## Raw data
==========
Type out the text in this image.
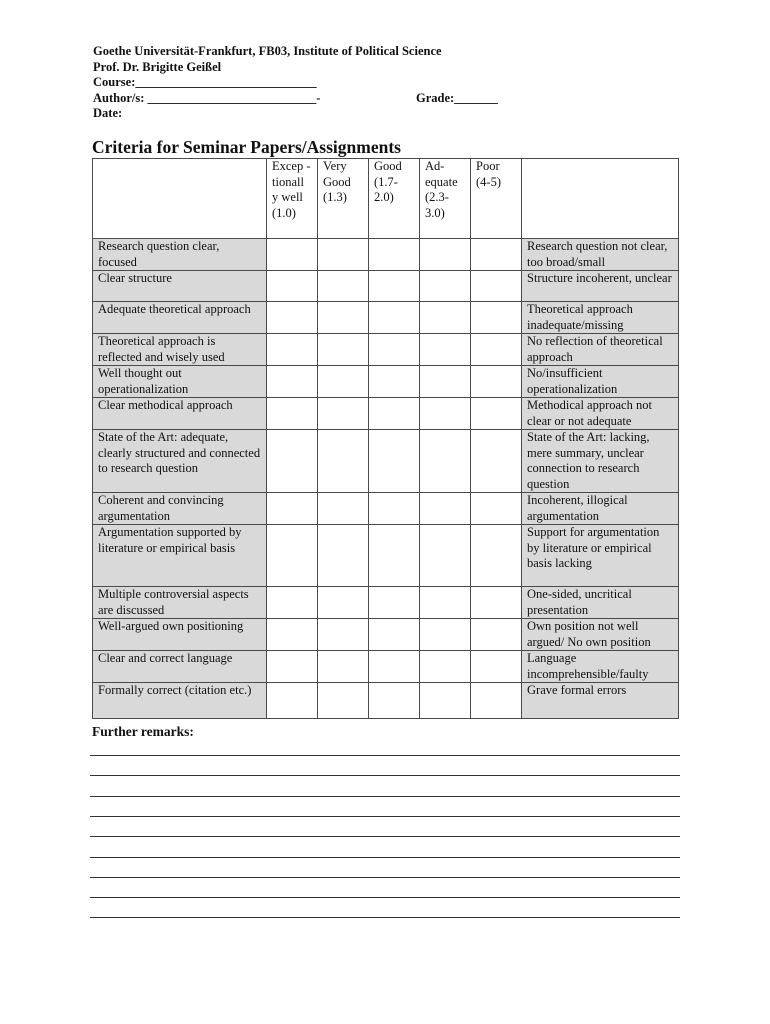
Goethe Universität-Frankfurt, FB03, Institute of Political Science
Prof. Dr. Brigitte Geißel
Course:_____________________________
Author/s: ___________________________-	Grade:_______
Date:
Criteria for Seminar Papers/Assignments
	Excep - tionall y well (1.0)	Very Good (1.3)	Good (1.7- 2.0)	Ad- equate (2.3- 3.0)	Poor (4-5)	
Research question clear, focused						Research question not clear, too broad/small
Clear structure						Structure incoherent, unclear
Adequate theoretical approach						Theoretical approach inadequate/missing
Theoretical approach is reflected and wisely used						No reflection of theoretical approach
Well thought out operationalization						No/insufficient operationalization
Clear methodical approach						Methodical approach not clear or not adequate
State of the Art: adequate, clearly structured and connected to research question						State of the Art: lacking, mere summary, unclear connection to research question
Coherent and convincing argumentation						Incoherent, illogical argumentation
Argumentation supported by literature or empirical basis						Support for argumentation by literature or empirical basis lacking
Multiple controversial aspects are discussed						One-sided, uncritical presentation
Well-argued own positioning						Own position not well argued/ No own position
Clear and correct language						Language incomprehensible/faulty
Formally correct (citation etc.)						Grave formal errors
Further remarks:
==========
## Set task
Every line above should be returned word for word, with the pictures left behind.

## Written response
Type out the text in this image.
Goethe Universität-Frankfurt, FB03, Institute of Political Science
Prof. Dr. Brigitte Geißel
Course:_____________________________
Author/s: ___________________________-	Grade:_______
Date:
Criteria for Seminar Papers/Assignments
	Excep - tionall y well (1.0)	Very Good (1.3)	Good (1.7- 2.0)	Ad- equate (2.3- 3.0)	Poor (4-5)	
Research question clear, focused						Research question not clear, too broad/small
Clear structure						Structure incoherent, unclear
Adequate theoretical approach						Theoretical approach inadequate/missing
Theoretical approach is reflected and wisely used						No reflection of theoretical approach
Well thought out operationalization						No/insufficient operationalization
Clear methodical approach						Methodical approach not clear or not adequate
State of the Art: adequate, clearly structured and connected to research question						State of the Art: lacking, mere summary, unclear connection to research question
Coherent and convincing argumentation						Incoherent, illogical argumentation
Argumentation supported by literature or empirical basis						Support for argumentation by literature or empirical basis lacking
Multiple controversial aspects are discussed						One-sided, uncritical presentation
Well-argued own positioning						Own position not well argued/ No own position
Clear and correct language						Language incomprehensible/faulty
Formally correct (citation etc.)						Grave formal errors
Further remarks:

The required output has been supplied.